PASSAGE:

########################################

Title The Lunchbox
Starring Irrfan Khan, Nimrat Kaur and Nawazuddin Siddiqui
Director Ritesh Batra
Writer(s) Ritesh Batra (screenplay), Vasan Bala (Hindi dialogue consultant)
Genre Drama Romance
Release Date September 20, 2013
Filming Location Mumbai, Maharashtra, India
Parental Guidance Rated PG for thematic material and smoking
IMDB Rating 7.8
Synopsis: Ila (Nimrat Kaur) leads a mundane life of an average Indian housewife, where her days are occupied by seeing her husband and daughter off to work and school, respectively, then gossiping with the upstairs elderly woman whom she calls “auntie” by shouting out the kitchen window as she prepares meals for her family and carries on doing daily housekeeping. Lately, her husband has been absentminded about their relationship and, on the advice of her neighboring auntie, she begins preparing sumptuous lunches to win him back that she sends off with the famously efficient Mumbai Dabbawalas (lunchbox service) to his workplace. By a fluke, this lunchbox ends up at the desk of an elderly widower, Sajan (Irrfan Khan) who is an accountant on the cusp of retirement from a place he has worked for 35 years. Sajan enjoys the delicious meal and when the lunchbox returns home to Ila, it is completely empty, i.e. every bowl in the tiffin carrier is wiped clean. Excited by this unexpected turn of events, Ila waits for her husband to return home and compliment her. However, not only is he as aloof as ever, when Ila asks him if he liked the meal, he says “the aloo gobi (potato-cauliflower stir fry) was okay”, and Ila realizes he received the wrong lunchbox. Her upstairs auntie advises her to put in a note inside the lunchbox the next day to find out where her meal goes, which Ila reluctantly does, telling this stranger the box was for her husband. Sajan finds the letter, eats the delicious meal but, being the dry codger that he is, his reply constitutes of only two lines: “Dear, Ila, the food was very salty today.” Ila’s neighbor advises her to put extra chili in the food the next day and she again complies reluctantly. Sajan gets the message and becomes more tactful in his replies. Over time, Ila finds that she looks forward to his replies just as Sajan enjoys hearing about her days, her marital anxieties, and sometimes even offering advice gleaning from his own satisfying domestic experiences. Sajan also shares about his last days in office and the antics of the new replacement, Shaikh (Nawazuddin Siddiqui), whom he is training to take his post.

########################################

WHAT TO WORK ON: Can you transcribe the entry on The Lunchbox from "Title The Lunchbox" up to and including "(Hindi dialogue consultant)", word for word?

SOURCE MATERIAL:
########################################

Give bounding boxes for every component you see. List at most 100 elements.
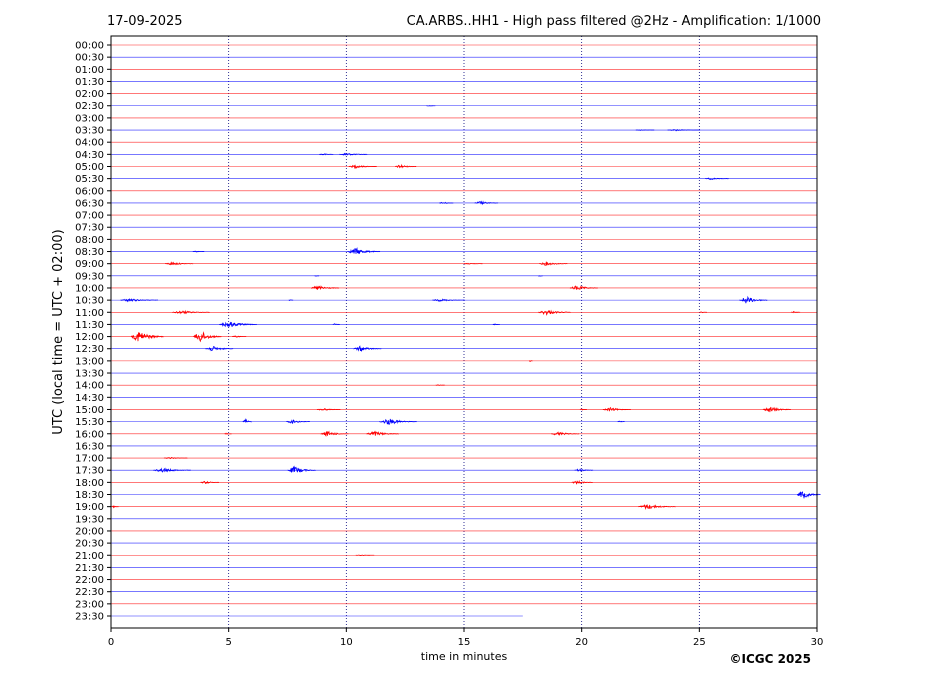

########################################

SOLUTION FOR THIS TASK:
Title The Lunchbox
Starring Irrfan Khan, Nimrat Kaur and Nawazuddin Siddiqui
Director Ritesh Batra
Writer(s) Ritesh Batra (screenplay), Vasan Bala (Hindi dialogue consultant)